Return the entries below line for line, with no changes.

(Element box entries)
begin

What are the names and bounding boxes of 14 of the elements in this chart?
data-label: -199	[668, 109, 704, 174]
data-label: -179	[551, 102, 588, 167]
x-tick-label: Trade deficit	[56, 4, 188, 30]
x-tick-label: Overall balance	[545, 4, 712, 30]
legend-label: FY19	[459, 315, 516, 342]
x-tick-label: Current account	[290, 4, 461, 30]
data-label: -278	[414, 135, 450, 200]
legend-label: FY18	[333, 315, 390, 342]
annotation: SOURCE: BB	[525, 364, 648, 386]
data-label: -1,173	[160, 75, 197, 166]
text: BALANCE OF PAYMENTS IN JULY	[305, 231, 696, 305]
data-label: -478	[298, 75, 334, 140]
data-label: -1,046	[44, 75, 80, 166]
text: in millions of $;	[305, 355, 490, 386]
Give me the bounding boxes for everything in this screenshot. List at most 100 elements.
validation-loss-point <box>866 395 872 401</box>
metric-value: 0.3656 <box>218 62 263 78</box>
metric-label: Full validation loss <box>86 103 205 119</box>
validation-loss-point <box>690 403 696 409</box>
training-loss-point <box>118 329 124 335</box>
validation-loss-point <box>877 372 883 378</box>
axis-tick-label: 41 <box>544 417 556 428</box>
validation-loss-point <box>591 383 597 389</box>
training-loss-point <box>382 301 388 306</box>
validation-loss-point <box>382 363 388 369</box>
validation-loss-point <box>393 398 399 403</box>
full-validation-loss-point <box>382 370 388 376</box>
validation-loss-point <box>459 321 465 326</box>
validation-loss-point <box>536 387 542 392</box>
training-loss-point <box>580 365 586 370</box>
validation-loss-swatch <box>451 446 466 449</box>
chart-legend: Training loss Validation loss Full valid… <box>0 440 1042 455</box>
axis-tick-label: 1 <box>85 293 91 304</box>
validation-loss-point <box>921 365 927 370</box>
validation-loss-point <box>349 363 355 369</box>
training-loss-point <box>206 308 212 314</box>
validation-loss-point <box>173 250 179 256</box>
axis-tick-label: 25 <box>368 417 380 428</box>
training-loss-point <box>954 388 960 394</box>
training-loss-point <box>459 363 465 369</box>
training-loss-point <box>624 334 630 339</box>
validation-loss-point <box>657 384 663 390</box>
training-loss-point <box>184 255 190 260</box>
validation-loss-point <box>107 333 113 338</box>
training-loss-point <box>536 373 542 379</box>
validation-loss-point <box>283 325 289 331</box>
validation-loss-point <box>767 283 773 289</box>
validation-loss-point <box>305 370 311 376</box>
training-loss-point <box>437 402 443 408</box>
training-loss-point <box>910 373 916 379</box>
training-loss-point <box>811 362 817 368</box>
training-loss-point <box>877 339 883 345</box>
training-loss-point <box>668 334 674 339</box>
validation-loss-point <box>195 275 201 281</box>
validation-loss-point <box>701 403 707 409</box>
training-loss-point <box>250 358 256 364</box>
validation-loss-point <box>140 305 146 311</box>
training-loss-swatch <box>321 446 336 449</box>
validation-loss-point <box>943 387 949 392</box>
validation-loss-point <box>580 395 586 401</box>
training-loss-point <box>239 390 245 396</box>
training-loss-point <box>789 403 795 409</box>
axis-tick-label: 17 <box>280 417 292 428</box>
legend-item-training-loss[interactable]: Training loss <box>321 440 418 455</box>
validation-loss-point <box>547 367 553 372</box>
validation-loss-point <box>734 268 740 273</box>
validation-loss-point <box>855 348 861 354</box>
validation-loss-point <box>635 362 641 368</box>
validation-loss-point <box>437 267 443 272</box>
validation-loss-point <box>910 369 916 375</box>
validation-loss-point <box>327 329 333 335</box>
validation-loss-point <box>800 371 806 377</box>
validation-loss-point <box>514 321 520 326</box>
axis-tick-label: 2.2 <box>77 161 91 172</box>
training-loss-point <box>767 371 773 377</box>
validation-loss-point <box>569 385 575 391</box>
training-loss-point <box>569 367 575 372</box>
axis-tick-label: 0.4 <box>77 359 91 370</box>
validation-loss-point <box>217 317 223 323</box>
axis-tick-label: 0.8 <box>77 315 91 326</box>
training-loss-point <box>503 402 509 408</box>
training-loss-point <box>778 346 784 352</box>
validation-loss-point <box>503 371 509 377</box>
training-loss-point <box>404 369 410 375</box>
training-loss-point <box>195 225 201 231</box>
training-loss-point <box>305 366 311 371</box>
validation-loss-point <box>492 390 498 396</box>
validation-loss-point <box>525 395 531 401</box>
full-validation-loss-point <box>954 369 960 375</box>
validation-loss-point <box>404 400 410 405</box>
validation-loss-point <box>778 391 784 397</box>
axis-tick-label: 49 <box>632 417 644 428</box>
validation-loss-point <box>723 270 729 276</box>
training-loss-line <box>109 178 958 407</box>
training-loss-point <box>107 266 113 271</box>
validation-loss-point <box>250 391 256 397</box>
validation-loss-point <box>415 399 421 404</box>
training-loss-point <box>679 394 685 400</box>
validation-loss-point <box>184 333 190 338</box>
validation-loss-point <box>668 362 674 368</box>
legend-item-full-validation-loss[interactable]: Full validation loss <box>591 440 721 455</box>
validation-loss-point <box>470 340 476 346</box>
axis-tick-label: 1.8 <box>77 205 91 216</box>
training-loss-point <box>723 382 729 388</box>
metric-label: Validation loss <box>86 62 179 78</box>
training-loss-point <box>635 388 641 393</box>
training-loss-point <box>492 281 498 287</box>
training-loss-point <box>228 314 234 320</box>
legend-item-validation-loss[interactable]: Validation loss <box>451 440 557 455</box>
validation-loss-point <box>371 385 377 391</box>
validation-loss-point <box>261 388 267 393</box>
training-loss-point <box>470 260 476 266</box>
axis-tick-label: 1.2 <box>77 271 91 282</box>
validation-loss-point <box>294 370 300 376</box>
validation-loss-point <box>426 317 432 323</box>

end

COMPLETED TASK:
What are the names and bounding boxes of 14 of the elements in this chart?
data-label: -199	[668, 109, 704, 174]
data-label: -179	[551, 102, 588, 167]
x-tick-label: Trade deficit	[56, 4, 188, 30]
x-tick-label: Overall balance	[545, 4, 712, 30]
legend-label: FY19	[459, 315, 516, 342]
x-tick-label: Current account	[290, 4, 461, 30]
data-label: -278	[414, 135, 450, 200]
legend-label: FY18	[333, 315, 390, 342]
annotation: SOURCE: BB	[525, 364, 648, 386]
data-label: -1,173	[160, 75, 197, 166]
text: BALANCE OF PAYMENTS IN JULY	[305, 231, 696, 305]
data-label: -478	[298, 75, 334, 140]
data-label: -1,046	[44, 75, 80, 166]
text: in millions of $;	[305, 355, 490, 386]
Give me the bounding boxes for everything in this screenshot. List at most 100 elements.
validation-loss-point <box>866 395 872 401</box>
metric-value: 0.3656 <box>218 62 263 78</box>
metric-label: Full validation loss <box>86 103 205 119</box>
validation-loss-point <box>690 403 696 409</box>
training-loss-point <box>118 329 124 335</box>
validation-loss-point <box>877 372 883 378</box>
axis-tick-label: 41 <box>544 417 556 428</box>
validation-loss-point <box>591 383 597 389</box>
training-loss-point <box>382 301 388 306</box>
validation-loss-point <box>382 363 388 369</box>
validation-loss-point <box>393 398 399 403</box>
full-validation-loss-point <box>382 370 388 376</box>
validation-loss-point <box>459 321 465 326</box>
validation-loss-point <box>536 387 542 392</box>
training-loss-point <box>580 365 586 370</box>
validation-loss-swatch <box>451 446 466 449</box>
chart-legend: Training loss Validation loss Full valid… <box>0 440 1042 455</box>
axis-tick-label: 1 <box>85 293 91 304</box>
validation-loss-point <box>921 365 927 370</box>
validation-loss-point <box>349 363 355 369</box>
training-loss-point <box>206 308 212 314</box>
validation-loss-point <box>173 250 179 256</box>
axis-tick-label: 25 <box>368 417 380 428</box>
training-loss-point <box>954 388 960 394</box>
training-loss-point <box>459 363 465 369</box>
training-loss-point <box>624 334 630 339</box>
validation-loss-point <box>657 384 663 390</box>
training-loss-point <box>184 255 190 260</box>
validation-loss-point <box>107 333 113 338</box>
training-loss-point <box>536 373 542 379</box>
validation-loss-point <box>283 325 289 331</box>
validation-loss-point <box>767 283 773 289</box>
validation-loss-point <box>305 370 311 376</box>
training-loss-point <box>437 402 443 408</box>
training-loss-point <box>910 373 916 379</box>
training-loss-point <box>811 362 817 368</box>
training-loss-point <box>877 339 883 345</box>
training-loss-point <box>668 334 674 339</box>
validation-loss-point <box>195 275 201 281</box>
validation-loss-point <box>701 403 707 409</box>
training-loss-point <box>250 358 256 364</box>
validation-loss-point <box>140 305 146 311</box>
training-loss-swatch <box>321 446 336 449</box>
validation-loss-point <box>943 387 949 392</box>
validation-loss-point <box>580 395 586 401</box>
training-loss-point <box>239 390 245 396</box>
training-loss-point <box>789 403 795 409</box>
axis-tick-label: 17 <box>280 417 292 428</box>
legend-item-training-loss[interactable]: Training loss <box>321 440 418 455</box>
validation-loss-point <box>547 367 553 372</box>
validation-loss-point <box>734 268 740 273</box>
validation-loss-point <box>855 348 861 354</box>
validation-loss-point <box>635 362 641 368</box>
validation-loss-point <box>437 267 443 272</box>
validation-loss-point <box>910 369 916 375</box>
validation-loss-point <box>327 329 333 335</box>
validation-loss-point <box>800 371 806 377</box>
validation-loss-point <box>514 321 520 326</box>
axis-tick-label: 2.2 <box>77 161 91 172</box>
training-loss-point <box>767 371 773 377</box>
validation-loss-point <box>569 385 575 391</box>
training-loss-point <box>569 367 575 372</box>
axis-tick-label: 0.4 <box>77 359 91 370</box>
validation-loss-point <box>217 317 223 323</box>
axis-tick-label: 0.8 <box>77 315 91 326</box>
training-loss-point <box>503 402 509 408</box>
training-loss-point <box>778 346 784 352</box>
validation-loss-point <box>503 371 509 377</box>
training-loss-point <box>404 369 410 375</box>
training-loss-point <box>195 225 201 231</box>
training-loss-point <box>305 366 311 371</box>
validation-loss-point <box>492 390 498 396</box>
validation-loss-point <box>525 395 531 401</box>
full-validation-loss-point <box>954 369 960 375</box>
validation-loss-point <box>404 400 410 405</box>
validation-loss-point <box>778 391 784 397</box>
axis-tick-label: 49 <box>632 417 644 428</box>
validation-loss-point <box>723 270 729 276</box>
training-loss-line <box>109 178 958 407</box>
training-loss-point <box>107 266 113 271</box>
validation-loss-point <box>250 391 256 397</box>
validation-loss-point <box>415 399 421 404</box>
training-loss-point <box>679 394 685 400</box>
validation-loss-point <box>184 333 190 338</box>
validation-loss-point <box>668 362 674 368</box>
legend-item-full-validation-loss[interactable]: Full validation loss <box>591 440 721 455</box>
validation-loss-point <box>470 340 476 346</box>
axis-tick-label: 1.8 <box>77 205 91 216</box>
training-loss-point <box>723 382 729 388</box>
metric-label: Validation loss <box>86 62 179 78</box>
training-loss-point <box>635 388 641 393</box>
training-loss-point <box>492 281 498 287</box>
training-loss-point <box>228 314 234 320</box>
legend-item-validation-loss[interactable]: Validation loss <box>451 440 557 455</box>
validation-loss-point <box>371 385 377 391</box>
validation-loss-point <box>261 388 267 393</box>
training-loss-point <box>470 260 476 266</box>
axis-tick-label: 1.2 <box>77 271 91 282</box>
validation-loss-point <box>294 370 300 376</box>
validation-loss-point <box>426 317 432 323</box>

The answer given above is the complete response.